**Directions**
Scan the data below. Pull out each line where "name" occurs.

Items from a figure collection
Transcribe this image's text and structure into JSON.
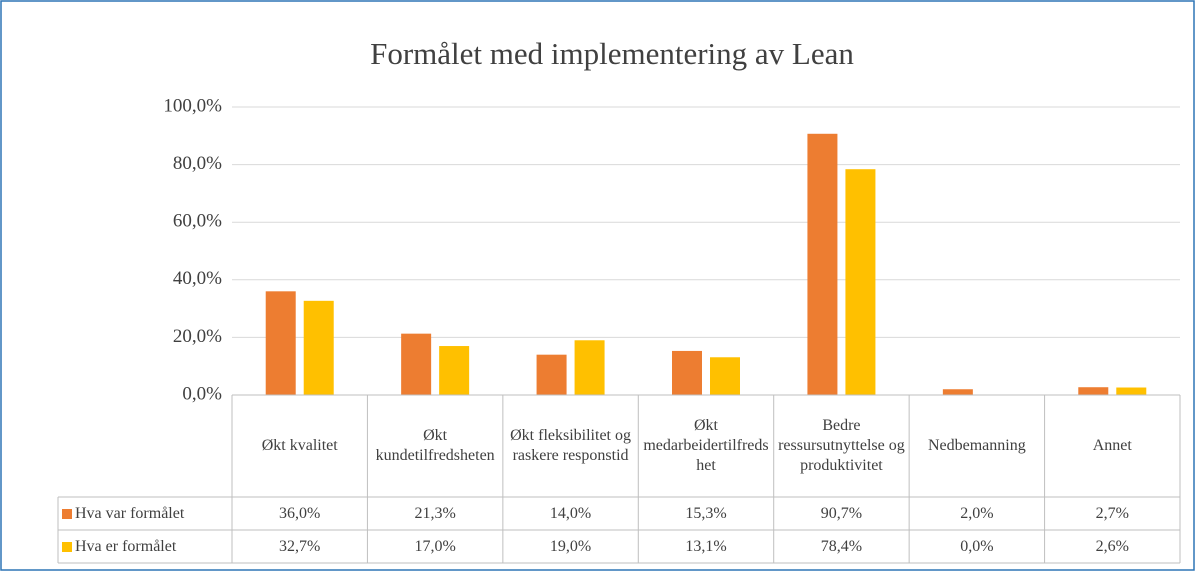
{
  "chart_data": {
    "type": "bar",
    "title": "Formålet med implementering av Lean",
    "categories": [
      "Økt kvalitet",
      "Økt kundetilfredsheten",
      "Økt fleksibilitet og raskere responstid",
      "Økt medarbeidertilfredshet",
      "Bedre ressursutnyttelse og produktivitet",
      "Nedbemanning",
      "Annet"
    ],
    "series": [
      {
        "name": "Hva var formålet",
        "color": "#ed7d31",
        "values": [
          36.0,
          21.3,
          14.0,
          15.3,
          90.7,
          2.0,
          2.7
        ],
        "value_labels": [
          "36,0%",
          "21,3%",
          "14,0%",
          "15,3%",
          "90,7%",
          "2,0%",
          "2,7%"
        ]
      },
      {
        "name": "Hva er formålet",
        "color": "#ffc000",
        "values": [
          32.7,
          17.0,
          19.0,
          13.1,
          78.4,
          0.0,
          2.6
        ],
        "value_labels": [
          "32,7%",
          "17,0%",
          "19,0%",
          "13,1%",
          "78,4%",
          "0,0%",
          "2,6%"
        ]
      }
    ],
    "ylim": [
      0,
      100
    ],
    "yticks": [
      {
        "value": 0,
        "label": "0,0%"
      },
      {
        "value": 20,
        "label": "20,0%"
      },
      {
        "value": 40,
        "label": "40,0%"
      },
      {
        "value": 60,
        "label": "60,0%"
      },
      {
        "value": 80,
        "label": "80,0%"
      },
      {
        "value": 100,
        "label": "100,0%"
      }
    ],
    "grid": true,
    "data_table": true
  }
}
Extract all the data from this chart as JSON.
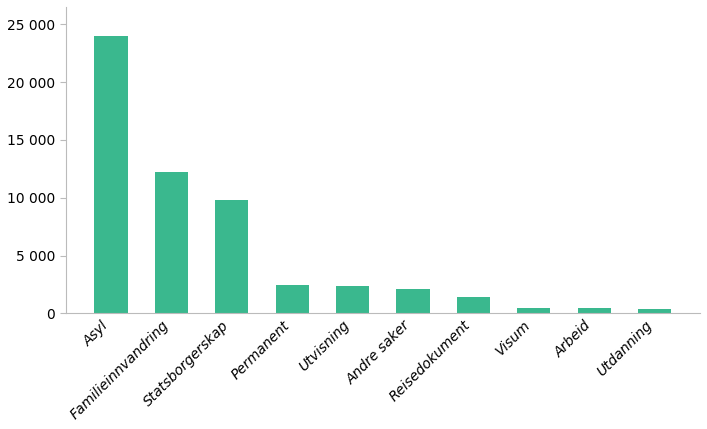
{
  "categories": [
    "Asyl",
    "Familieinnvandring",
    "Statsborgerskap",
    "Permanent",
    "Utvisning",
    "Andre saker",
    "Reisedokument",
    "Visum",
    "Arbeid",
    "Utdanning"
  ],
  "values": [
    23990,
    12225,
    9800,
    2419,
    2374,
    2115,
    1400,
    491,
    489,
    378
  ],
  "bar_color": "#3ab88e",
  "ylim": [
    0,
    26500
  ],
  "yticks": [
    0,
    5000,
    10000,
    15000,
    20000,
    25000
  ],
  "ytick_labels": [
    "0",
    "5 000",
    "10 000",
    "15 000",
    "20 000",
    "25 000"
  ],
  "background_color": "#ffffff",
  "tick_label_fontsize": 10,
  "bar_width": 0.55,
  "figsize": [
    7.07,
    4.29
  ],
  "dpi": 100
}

**Answer to this problem**
        "name": "Hva var formålet",
        "name": "Hva er formålet",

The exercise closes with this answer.